**What the task asks:** Locate and copy each line in the data that contains the word "ποίησις".
** START OF Data extract **
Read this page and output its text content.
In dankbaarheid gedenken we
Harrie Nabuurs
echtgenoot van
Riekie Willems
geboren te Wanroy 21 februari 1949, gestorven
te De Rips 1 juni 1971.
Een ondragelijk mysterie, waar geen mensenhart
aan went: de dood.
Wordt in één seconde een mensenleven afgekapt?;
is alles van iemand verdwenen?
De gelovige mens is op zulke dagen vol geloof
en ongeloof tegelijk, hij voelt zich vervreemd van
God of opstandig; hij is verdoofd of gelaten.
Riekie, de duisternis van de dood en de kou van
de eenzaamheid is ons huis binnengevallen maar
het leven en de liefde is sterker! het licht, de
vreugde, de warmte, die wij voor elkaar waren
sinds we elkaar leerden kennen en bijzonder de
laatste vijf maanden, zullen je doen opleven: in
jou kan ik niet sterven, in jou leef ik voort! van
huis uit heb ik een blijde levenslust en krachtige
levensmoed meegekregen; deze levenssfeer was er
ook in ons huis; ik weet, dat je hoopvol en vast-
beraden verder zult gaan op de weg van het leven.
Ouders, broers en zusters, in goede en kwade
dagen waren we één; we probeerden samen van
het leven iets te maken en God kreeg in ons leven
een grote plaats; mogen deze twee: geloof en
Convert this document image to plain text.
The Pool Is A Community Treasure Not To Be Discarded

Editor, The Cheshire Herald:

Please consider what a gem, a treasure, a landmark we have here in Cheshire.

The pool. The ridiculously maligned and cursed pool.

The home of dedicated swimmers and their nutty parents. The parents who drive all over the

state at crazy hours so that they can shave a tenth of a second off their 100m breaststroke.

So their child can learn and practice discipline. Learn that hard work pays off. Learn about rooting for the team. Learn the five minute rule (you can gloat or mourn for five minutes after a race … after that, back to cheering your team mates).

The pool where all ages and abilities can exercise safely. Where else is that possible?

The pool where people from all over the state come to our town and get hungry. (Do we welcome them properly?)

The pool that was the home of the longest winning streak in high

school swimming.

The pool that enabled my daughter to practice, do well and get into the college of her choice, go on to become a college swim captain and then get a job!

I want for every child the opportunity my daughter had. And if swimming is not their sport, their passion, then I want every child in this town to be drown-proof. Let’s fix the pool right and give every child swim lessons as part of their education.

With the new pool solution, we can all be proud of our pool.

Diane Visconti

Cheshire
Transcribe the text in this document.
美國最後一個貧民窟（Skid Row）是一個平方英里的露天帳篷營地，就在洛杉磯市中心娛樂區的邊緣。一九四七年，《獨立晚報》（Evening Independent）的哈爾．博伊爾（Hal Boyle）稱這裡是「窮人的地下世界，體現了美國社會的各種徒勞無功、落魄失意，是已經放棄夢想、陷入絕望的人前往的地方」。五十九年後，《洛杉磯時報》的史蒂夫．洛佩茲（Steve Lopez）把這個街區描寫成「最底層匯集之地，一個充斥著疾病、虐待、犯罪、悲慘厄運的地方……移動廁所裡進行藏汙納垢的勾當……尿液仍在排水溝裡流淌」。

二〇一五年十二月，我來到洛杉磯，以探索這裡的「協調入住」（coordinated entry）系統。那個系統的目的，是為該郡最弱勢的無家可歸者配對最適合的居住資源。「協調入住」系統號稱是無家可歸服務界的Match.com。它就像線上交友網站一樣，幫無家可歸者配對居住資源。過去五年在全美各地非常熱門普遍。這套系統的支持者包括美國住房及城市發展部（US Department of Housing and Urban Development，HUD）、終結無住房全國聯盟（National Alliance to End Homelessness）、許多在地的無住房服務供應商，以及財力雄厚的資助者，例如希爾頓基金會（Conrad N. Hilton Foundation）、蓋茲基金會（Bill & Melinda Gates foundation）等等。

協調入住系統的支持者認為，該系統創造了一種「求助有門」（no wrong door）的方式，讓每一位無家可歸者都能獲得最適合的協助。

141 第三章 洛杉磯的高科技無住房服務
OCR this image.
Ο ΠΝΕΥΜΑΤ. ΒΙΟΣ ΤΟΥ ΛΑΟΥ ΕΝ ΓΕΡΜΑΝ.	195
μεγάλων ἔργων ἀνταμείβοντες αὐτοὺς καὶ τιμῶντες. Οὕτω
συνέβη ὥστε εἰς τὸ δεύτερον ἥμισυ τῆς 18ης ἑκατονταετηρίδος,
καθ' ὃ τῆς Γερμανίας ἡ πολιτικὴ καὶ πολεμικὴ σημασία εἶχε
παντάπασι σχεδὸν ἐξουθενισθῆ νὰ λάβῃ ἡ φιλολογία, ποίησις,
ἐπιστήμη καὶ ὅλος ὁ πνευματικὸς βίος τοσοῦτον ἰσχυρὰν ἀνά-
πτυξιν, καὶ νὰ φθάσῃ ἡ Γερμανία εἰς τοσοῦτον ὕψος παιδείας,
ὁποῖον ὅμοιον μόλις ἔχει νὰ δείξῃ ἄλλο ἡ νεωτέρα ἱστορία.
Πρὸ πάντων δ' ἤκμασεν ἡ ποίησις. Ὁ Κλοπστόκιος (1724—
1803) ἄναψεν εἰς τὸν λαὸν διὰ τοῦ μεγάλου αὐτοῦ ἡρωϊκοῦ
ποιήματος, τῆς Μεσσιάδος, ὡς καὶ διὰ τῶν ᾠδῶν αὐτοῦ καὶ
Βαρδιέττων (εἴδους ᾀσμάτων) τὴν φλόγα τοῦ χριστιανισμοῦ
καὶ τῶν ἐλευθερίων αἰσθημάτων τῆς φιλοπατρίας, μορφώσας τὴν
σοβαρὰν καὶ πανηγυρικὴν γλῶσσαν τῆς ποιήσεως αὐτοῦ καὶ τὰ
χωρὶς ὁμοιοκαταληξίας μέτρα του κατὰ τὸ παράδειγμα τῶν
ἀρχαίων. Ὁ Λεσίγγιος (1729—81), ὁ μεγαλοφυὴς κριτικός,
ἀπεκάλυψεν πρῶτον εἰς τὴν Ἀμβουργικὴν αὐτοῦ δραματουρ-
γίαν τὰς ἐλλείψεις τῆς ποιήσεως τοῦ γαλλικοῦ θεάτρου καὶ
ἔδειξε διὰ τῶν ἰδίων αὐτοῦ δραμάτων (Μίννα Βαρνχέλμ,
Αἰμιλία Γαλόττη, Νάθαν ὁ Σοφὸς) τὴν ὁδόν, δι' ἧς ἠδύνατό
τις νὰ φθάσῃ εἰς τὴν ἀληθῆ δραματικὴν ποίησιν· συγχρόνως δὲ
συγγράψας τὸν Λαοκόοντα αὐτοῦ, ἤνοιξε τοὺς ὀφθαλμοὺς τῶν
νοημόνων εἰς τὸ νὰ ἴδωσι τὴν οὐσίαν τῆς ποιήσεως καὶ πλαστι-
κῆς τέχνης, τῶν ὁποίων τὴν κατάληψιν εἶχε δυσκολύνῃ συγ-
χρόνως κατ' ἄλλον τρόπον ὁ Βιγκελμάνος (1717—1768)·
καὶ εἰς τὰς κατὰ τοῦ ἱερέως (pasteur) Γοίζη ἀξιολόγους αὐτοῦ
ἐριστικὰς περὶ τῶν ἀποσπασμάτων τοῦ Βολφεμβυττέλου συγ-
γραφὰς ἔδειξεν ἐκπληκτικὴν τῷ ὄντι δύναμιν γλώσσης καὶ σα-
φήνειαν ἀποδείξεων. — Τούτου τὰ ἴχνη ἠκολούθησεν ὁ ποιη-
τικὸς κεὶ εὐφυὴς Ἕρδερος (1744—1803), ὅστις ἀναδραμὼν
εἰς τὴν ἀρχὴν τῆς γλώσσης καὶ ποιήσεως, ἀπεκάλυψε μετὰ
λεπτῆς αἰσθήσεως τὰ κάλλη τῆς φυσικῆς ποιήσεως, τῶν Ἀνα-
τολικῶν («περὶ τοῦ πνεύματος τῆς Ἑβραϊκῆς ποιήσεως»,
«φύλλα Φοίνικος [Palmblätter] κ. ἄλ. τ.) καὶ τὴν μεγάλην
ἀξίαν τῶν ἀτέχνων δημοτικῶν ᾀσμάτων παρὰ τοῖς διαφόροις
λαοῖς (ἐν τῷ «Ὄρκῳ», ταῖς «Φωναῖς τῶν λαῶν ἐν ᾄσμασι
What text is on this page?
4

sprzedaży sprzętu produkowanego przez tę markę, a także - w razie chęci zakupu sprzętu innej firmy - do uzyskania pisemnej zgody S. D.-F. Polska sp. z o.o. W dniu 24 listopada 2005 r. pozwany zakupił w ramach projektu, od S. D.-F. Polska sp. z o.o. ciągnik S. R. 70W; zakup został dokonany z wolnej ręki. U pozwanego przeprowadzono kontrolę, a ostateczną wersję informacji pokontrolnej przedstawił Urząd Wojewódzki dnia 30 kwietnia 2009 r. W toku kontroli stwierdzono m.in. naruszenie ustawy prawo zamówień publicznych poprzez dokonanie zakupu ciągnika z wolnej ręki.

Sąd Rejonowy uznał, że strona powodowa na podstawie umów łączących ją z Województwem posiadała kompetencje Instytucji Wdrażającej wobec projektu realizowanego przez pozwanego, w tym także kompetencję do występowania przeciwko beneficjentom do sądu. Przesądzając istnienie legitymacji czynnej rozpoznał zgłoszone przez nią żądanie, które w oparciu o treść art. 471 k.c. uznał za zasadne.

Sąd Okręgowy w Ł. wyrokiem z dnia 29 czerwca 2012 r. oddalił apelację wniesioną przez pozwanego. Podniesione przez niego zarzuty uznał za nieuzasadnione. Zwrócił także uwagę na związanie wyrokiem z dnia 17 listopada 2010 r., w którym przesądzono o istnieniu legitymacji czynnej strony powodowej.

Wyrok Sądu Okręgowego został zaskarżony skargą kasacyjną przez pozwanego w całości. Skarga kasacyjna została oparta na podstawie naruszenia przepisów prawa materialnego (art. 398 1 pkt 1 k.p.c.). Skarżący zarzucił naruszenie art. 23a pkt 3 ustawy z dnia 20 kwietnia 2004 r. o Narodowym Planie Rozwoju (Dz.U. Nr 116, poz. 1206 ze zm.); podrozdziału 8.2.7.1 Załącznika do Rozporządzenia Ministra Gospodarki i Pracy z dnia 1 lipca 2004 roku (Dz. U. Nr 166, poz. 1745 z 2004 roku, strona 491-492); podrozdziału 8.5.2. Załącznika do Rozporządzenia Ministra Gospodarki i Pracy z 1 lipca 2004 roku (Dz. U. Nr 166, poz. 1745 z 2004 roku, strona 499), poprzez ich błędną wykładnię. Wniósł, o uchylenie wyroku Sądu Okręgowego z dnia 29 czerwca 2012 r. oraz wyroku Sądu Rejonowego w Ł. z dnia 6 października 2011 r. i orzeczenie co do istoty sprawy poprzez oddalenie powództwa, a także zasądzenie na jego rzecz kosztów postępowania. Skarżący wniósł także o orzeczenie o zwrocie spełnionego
** END OF Data extract **
**Result below:**
παντάπασι σχεδὸν ἐξουθενισθῆ νὰ λάβῃ ἡ φιλολογία, ποίησις,
Πρὸ πάντων δ' ἤκμασεν ἡ ποίησις. Ὁ Κλοπστόκιος (1724—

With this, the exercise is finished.